- _Exercise aim_
Return all lines in the material below that contain "جدید".

- _Stored data_
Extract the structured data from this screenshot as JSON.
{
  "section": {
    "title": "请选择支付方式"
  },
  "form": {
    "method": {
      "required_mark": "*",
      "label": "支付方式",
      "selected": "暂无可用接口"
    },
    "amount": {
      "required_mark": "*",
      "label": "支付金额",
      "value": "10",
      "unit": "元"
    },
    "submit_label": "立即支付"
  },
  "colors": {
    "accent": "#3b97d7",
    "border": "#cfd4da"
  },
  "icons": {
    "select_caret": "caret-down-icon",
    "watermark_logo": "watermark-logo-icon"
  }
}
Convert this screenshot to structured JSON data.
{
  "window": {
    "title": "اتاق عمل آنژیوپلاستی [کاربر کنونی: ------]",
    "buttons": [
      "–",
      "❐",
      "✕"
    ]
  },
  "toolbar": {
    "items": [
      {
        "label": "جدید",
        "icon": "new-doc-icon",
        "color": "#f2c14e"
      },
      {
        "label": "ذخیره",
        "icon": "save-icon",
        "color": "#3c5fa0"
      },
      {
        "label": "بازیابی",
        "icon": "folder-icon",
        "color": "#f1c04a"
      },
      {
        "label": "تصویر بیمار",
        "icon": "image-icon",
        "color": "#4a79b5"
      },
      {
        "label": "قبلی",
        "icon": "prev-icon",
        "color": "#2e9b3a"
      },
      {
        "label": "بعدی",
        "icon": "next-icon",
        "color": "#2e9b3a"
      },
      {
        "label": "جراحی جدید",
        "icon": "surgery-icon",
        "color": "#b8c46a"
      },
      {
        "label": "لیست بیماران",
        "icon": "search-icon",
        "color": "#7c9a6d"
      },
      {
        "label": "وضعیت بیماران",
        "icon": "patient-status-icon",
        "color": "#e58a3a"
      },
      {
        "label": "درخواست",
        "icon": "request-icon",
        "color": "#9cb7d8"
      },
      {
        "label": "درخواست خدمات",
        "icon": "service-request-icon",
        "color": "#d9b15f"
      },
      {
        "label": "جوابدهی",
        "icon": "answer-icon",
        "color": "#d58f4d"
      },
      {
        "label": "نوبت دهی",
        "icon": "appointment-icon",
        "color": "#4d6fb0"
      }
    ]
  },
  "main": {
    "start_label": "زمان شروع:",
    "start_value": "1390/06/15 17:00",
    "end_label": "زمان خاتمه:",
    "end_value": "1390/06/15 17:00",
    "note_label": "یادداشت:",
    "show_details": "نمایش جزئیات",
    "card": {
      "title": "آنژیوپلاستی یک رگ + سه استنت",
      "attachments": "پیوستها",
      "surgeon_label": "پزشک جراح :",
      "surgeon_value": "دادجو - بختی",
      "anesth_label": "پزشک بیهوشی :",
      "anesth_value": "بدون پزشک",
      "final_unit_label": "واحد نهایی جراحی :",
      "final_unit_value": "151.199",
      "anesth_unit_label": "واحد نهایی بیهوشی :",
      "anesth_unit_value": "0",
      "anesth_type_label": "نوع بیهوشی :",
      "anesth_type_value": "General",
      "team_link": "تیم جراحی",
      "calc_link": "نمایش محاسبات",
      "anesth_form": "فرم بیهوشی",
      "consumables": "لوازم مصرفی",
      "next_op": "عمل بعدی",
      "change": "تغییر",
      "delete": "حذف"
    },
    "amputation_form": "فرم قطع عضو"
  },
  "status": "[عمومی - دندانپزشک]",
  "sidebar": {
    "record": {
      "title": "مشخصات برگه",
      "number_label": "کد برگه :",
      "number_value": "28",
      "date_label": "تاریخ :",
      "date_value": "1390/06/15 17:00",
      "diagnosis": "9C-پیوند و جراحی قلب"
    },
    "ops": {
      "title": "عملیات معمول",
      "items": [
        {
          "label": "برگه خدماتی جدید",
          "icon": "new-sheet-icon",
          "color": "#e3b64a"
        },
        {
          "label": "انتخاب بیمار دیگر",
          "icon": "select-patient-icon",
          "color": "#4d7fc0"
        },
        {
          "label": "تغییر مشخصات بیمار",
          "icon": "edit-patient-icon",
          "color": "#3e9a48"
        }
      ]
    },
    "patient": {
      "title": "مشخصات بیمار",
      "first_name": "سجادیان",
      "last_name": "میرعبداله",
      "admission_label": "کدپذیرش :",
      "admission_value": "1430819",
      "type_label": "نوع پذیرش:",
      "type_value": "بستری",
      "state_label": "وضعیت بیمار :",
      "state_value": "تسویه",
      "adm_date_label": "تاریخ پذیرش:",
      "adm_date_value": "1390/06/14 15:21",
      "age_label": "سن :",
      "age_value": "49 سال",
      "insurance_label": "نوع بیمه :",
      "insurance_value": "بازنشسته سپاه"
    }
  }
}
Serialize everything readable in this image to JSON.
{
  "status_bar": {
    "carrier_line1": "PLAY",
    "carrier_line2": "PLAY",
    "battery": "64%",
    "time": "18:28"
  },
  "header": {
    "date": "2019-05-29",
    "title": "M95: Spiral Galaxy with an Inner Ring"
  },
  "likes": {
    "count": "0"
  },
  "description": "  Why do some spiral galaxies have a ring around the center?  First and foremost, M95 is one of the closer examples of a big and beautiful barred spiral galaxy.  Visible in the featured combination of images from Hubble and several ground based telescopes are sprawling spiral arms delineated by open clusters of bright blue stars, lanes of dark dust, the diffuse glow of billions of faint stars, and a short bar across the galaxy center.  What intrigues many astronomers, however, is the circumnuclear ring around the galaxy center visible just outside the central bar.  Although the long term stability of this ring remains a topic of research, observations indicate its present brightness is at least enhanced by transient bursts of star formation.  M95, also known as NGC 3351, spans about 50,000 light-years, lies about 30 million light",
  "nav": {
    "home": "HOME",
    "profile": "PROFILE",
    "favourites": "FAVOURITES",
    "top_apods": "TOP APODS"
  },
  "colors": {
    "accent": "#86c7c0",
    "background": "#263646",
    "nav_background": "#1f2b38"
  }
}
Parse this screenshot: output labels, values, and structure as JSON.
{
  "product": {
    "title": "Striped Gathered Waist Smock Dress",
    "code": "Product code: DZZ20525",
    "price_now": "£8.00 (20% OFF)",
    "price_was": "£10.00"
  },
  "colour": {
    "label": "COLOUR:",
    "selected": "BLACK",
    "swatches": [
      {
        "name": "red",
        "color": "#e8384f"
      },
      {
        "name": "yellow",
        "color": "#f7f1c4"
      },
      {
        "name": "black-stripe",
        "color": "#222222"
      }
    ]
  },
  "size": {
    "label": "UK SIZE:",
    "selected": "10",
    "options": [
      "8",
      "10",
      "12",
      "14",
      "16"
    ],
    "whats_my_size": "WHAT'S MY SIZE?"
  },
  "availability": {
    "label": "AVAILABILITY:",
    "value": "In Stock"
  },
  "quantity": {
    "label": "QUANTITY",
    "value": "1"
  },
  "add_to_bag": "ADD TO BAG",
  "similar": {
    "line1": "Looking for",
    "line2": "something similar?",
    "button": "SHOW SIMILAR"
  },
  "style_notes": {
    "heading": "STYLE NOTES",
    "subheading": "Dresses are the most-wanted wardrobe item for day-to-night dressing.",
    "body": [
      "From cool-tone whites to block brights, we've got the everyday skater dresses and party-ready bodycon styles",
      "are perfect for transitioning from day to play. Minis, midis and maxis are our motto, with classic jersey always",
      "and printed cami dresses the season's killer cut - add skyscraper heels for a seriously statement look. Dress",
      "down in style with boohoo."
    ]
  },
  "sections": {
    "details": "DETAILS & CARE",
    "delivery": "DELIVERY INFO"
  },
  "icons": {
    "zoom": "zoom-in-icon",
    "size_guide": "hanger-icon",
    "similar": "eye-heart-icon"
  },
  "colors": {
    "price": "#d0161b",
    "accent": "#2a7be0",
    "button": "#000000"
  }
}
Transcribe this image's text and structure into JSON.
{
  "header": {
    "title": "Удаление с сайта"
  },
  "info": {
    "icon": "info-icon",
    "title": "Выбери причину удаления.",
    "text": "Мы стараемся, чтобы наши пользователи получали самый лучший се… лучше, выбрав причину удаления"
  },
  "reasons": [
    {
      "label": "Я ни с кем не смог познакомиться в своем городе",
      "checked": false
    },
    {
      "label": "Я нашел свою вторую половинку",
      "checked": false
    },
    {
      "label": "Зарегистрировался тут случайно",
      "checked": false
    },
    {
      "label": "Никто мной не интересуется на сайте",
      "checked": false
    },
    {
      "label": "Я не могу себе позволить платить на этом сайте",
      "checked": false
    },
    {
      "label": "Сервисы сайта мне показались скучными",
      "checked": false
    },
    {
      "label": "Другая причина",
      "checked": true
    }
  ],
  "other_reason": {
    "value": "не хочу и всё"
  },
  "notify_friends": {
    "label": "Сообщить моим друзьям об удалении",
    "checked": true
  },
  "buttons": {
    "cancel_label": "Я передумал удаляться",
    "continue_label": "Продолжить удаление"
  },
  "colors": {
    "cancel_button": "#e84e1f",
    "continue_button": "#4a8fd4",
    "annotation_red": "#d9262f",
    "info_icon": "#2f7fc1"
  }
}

- _Response to the task_
        "label": "جدید",
        "label": "جراحی جدید",
          "label": "برگه خدماتی جدید",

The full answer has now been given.